-- Start DATASET CONTENT --

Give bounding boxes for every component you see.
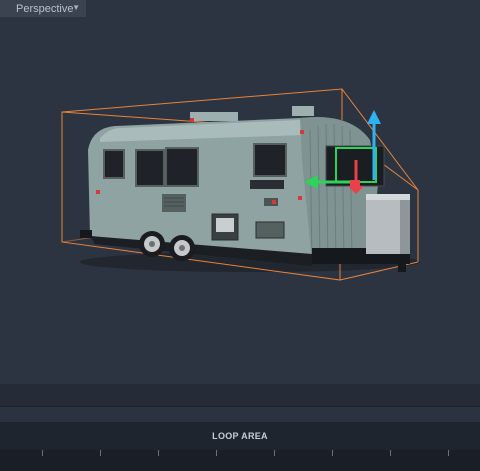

-- End DATASET CONTENT --
-- Start DATASET CONTENT --

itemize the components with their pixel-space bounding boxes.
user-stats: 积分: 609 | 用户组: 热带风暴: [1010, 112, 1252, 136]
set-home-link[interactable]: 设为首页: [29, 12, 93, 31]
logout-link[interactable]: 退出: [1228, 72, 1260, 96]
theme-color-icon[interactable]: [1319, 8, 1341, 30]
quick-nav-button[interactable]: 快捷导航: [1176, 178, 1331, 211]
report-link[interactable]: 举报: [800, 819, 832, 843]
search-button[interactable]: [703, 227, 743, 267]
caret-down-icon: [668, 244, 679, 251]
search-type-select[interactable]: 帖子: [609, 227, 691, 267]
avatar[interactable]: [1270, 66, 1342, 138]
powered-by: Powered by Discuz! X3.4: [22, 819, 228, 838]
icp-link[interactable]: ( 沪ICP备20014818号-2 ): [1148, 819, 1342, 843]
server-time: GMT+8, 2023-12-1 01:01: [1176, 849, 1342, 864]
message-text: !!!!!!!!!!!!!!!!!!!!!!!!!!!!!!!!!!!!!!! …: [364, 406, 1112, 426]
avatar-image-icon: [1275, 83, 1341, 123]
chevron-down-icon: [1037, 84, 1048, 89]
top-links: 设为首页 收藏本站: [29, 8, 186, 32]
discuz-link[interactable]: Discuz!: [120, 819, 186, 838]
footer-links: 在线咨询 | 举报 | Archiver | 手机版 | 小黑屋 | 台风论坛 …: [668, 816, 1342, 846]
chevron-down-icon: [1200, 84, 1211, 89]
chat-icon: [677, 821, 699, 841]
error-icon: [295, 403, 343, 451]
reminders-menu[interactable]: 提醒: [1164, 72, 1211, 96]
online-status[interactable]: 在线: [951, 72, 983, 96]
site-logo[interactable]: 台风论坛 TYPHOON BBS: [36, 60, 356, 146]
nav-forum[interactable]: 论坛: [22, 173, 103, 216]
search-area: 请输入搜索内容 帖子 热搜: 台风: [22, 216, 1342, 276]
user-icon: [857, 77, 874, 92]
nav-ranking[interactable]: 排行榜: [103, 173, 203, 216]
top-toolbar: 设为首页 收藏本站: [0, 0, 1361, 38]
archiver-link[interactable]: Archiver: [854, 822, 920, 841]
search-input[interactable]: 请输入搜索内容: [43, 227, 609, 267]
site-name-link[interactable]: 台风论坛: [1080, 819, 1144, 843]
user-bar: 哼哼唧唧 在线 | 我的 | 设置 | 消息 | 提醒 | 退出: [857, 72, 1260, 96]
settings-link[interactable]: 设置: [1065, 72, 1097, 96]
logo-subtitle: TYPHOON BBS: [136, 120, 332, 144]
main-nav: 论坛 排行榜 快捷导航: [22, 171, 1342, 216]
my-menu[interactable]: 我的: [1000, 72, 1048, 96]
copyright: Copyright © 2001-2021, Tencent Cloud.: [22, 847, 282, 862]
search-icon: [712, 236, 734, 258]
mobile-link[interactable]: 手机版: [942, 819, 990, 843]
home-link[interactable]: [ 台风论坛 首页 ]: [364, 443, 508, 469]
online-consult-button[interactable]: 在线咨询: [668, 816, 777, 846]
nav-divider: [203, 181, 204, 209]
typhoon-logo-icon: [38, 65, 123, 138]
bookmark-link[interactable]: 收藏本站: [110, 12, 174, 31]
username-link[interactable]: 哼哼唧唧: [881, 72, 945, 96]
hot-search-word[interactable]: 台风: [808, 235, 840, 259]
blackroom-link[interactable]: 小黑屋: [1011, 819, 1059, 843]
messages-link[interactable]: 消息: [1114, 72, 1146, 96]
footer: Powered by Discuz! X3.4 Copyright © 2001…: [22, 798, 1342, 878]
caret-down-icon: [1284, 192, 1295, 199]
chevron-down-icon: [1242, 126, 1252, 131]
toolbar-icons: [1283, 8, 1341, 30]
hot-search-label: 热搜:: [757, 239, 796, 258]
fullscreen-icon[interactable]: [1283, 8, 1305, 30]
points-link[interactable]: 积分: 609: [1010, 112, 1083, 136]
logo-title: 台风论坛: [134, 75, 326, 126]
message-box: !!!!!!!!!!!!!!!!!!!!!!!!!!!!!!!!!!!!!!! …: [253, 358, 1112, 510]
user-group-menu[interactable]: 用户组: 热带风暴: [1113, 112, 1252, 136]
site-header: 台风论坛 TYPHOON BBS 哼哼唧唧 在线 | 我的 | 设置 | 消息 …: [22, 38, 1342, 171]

-- End DATASET CONTENT --
-- Start DATASET CONTENT --

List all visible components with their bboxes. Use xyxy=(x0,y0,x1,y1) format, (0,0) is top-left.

-- End DATASET CONTENT --

▶ _STATED PROBLEM_
Convert the portion of the lines that opens with the line containing "itemize the components" and closes with the line containing "powered-by: Powered by", both included, into a numbered list, leaving out any blank lines.

▶ _SOLUTION TO THE PROBLEM_
1. itemize the components with their pixel-space bounding boxes.
2. user-stats: 积分: 609 | 用户组: 热带风暴: [1010, 112, 1252, 136]
3. set-home-link[interactable]: 设为首页: [29, 12, 93, 31]
4. logout-link[interactable]: 退出: [1228, 72, 1260, 96]
5. theme-color-icon[interactable]: [1319, 8, 1341, 30]
6. quick-nav-button[interactable]: 快捷导航: [1176, 178, 1331, 211]
7. report-link[interactable]: 举报: [800, 819, 832, 843]
8. search-button[interactable]: [703, 227, 743, 267]
9. caret-down-icon: [668, 244, 679, 251]
10. search-type-select[interactable]: 帖子: [609, 227, 691, 267]
11. avatar[interactable]: [1270, 66, 1342, 138]
12. powered-by: Powered by Discuz! X3.4: [22, 819, 228, 838]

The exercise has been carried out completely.